> _Short task_: For the listing below, give the number of lines in which "JSON" occurs. Add nothing.

> _Provided records_:

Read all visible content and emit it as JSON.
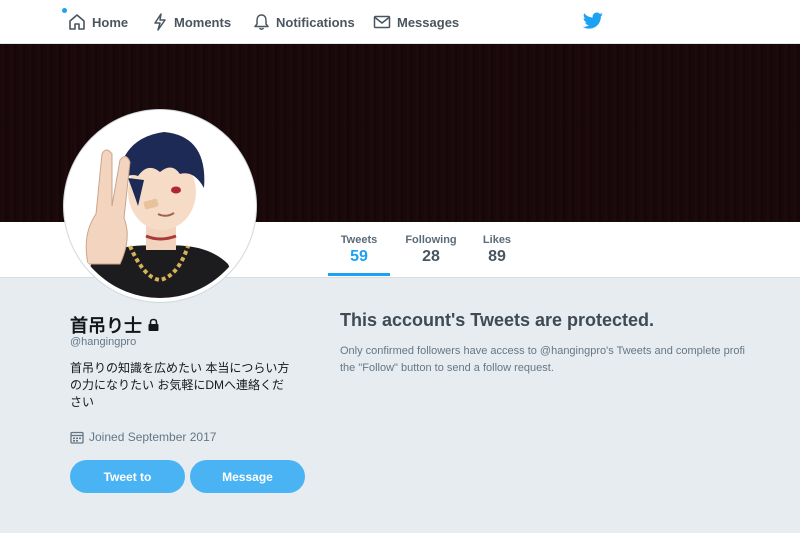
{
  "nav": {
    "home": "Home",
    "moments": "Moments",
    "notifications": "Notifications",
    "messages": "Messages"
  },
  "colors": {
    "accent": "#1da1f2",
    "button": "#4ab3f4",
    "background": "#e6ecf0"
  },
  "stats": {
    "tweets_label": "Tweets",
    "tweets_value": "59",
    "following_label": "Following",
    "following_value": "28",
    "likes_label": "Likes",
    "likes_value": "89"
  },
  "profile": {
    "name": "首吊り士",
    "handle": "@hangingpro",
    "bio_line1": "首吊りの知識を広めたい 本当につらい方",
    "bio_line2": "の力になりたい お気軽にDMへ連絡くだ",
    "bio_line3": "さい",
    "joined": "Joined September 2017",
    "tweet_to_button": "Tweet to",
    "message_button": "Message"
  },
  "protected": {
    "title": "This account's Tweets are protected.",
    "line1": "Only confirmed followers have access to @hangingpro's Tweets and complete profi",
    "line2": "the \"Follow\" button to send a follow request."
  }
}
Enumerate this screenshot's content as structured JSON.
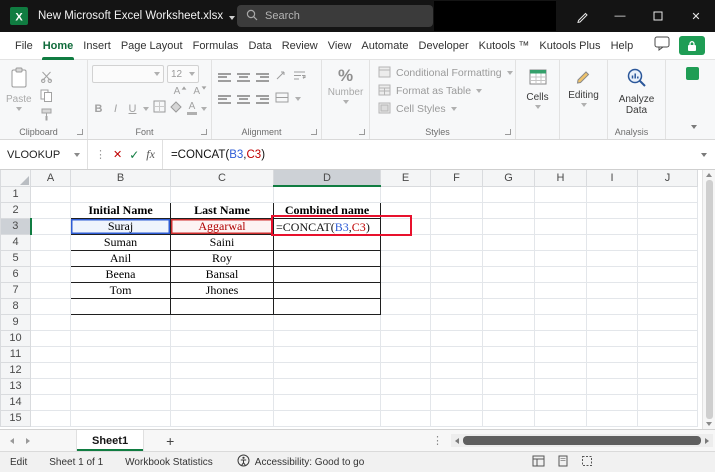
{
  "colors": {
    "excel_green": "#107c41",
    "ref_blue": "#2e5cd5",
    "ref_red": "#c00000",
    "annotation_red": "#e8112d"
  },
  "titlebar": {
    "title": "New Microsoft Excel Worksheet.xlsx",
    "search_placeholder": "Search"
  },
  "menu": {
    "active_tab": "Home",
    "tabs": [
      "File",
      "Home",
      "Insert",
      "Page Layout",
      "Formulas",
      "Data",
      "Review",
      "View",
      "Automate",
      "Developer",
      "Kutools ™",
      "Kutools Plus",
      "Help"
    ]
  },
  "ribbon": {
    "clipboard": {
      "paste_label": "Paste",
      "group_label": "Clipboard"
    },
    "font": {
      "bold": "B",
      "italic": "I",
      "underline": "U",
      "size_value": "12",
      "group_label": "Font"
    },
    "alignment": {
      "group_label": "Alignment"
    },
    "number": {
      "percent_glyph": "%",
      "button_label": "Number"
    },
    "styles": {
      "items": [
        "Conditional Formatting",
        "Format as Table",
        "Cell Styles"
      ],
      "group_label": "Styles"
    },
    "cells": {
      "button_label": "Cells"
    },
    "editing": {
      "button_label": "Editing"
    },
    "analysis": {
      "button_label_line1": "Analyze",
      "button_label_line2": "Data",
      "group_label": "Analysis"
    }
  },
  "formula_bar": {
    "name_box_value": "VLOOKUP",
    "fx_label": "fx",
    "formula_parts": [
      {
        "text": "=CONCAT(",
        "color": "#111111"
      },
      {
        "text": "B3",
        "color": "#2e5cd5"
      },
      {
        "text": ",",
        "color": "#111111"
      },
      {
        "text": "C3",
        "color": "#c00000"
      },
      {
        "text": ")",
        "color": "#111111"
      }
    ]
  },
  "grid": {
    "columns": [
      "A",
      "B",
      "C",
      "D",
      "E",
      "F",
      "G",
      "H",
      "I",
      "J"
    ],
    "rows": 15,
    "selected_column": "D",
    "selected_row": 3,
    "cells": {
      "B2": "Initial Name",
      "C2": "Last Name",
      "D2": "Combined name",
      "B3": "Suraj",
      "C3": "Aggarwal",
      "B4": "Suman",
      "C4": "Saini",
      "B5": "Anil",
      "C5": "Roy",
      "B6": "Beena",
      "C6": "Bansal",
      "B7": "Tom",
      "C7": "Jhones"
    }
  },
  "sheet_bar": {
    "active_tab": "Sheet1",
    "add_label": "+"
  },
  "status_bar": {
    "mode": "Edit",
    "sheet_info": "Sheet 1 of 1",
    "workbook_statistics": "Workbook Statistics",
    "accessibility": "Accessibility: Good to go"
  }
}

==

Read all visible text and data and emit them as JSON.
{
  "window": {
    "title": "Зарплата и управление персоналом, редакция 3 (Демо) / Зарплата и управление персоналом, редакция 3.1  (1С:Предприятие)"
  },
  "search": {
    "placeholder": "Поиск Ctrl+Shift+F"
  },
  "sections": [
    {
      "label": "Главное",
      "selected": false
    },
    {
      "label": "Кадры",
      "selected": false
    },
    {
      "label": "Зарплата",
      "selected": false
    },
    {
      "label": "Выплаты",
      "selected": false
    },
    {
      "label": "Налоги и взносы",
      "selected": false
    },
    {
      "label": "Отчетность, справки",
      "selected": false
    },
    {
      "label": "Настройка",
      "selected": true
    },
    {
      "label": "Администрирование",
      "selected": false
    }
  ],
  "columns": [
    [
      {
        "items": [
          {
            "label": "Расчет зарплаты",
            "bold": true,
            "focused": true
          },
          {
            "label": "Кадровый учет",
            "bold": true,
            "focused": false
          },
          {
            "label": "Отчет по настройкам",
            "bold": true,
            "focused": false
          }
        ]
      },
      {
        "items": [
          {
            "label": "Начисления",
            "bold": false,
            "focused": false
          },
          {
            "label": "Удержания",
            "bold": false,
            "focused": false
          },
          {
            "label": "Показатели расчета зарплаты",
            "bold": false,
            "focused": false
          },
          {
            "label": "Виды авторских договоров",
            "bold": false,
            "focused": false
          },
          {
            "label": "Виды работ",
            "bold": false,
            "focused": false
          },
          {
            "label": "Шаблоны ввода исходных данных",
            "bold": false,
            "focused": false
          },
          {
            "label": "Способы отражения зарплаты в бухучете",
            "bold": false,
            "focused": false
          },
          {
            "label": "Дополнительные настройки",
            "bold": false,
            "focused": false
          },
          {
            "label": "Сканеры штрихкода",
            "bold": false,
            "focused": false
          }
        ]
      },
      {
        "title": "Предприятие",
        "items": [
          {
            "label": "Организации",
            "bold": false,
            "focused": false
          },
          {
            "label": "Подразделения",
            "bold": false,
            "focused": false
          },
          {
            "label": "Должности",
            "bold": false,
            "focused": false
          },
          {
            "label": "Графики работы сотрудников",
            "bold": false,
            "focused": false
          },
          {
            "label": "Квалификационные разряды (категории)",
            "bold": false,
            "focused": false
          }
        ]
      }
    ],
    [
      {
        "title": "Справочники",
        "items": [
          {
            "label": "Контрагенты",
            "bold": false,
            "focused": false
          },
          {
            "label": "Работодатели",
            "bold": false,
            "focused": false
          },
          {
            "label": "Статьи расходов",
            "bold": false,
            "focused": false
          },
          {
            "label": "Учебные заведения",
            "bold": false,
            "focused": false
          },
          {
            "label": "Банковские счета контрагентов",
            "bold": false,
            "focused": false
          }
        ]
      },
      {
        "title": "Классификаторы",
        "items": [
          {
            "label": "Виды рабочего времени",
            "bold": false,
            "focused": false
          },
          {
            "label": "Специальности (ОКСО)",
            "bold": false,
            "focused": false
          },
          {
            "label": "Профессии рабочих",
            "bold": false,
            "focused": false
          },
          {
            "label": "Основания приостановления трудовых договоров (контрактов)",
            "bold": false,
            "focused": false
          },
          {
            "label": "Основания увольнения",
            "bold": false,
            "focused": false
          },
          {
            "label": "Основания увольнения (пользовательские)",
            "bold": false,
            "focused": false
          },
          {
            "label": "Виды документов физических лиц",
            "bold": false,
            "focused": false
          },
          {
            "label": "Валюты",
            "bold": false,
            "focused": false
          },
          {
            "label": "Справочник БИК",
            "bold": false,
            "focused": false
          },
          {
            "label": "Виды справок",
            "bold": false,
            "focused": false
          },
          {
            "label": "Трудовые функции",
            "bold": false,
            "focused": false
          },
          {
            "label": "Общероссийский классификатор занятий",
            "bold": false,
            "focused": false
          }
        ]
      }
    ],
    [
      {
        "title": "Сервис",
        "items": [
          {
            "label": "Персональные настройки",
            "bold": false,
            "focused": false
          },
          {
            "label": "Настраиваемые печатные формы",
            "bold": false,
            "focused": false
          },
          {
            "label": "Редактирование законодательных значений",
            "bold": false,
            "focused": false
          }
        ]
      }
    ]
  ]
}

--

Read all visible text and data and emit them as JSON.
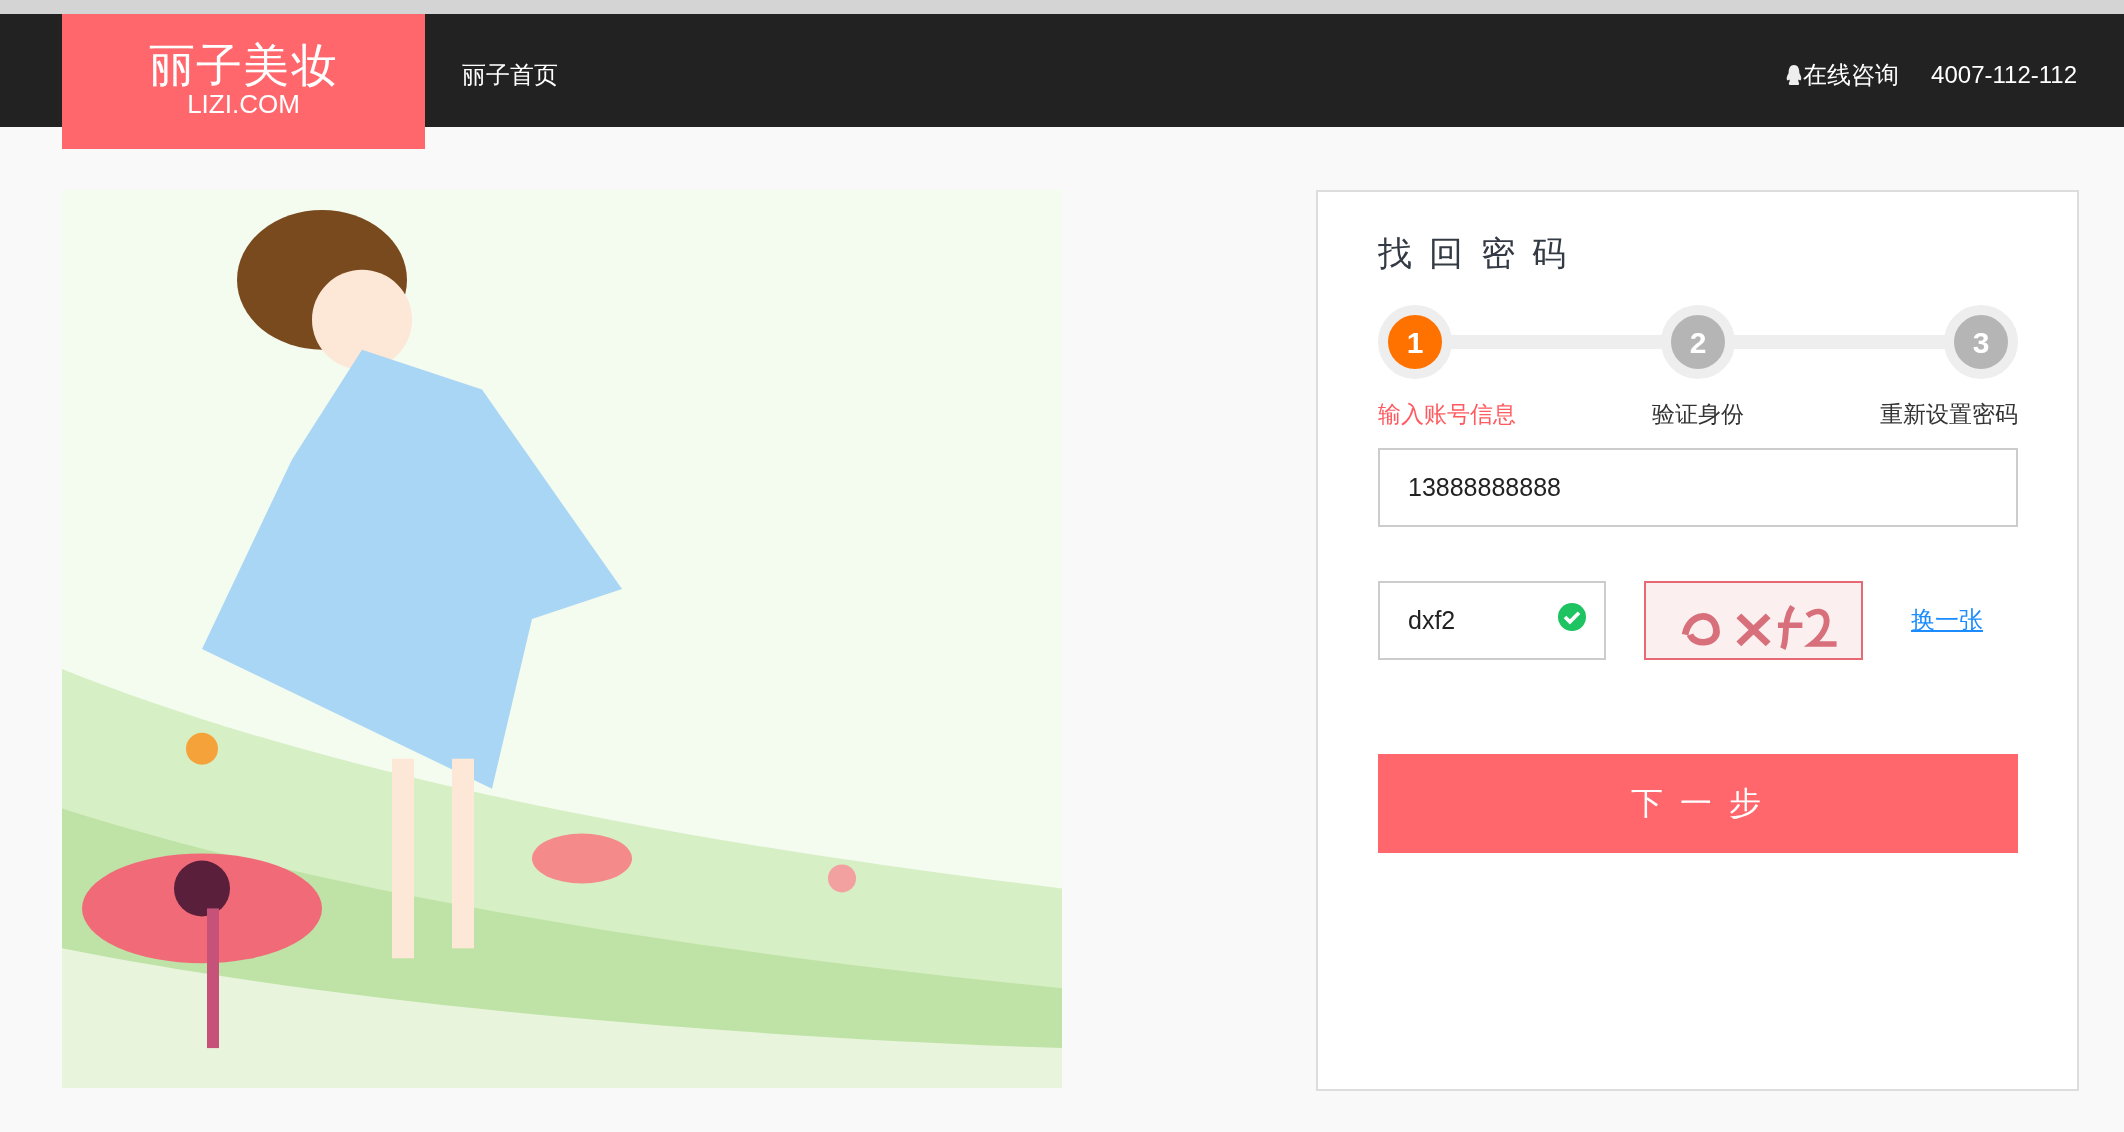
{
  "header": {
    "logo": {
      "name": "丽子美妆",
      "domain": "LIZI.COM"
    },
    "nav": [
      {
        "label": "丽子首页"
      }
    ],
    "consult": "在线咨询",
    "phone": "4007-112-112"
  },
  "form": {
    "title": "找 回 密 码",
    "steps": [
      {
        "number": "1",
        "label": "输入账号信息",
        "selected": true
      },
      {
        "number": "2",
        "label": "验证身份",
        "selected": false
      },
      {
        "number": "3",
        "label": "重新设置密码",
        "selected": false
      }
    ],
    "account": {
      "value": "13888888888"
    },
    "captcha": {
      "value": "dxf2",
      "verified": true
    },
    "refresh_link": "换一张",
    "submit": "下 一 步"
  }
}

> _Written answer_: 4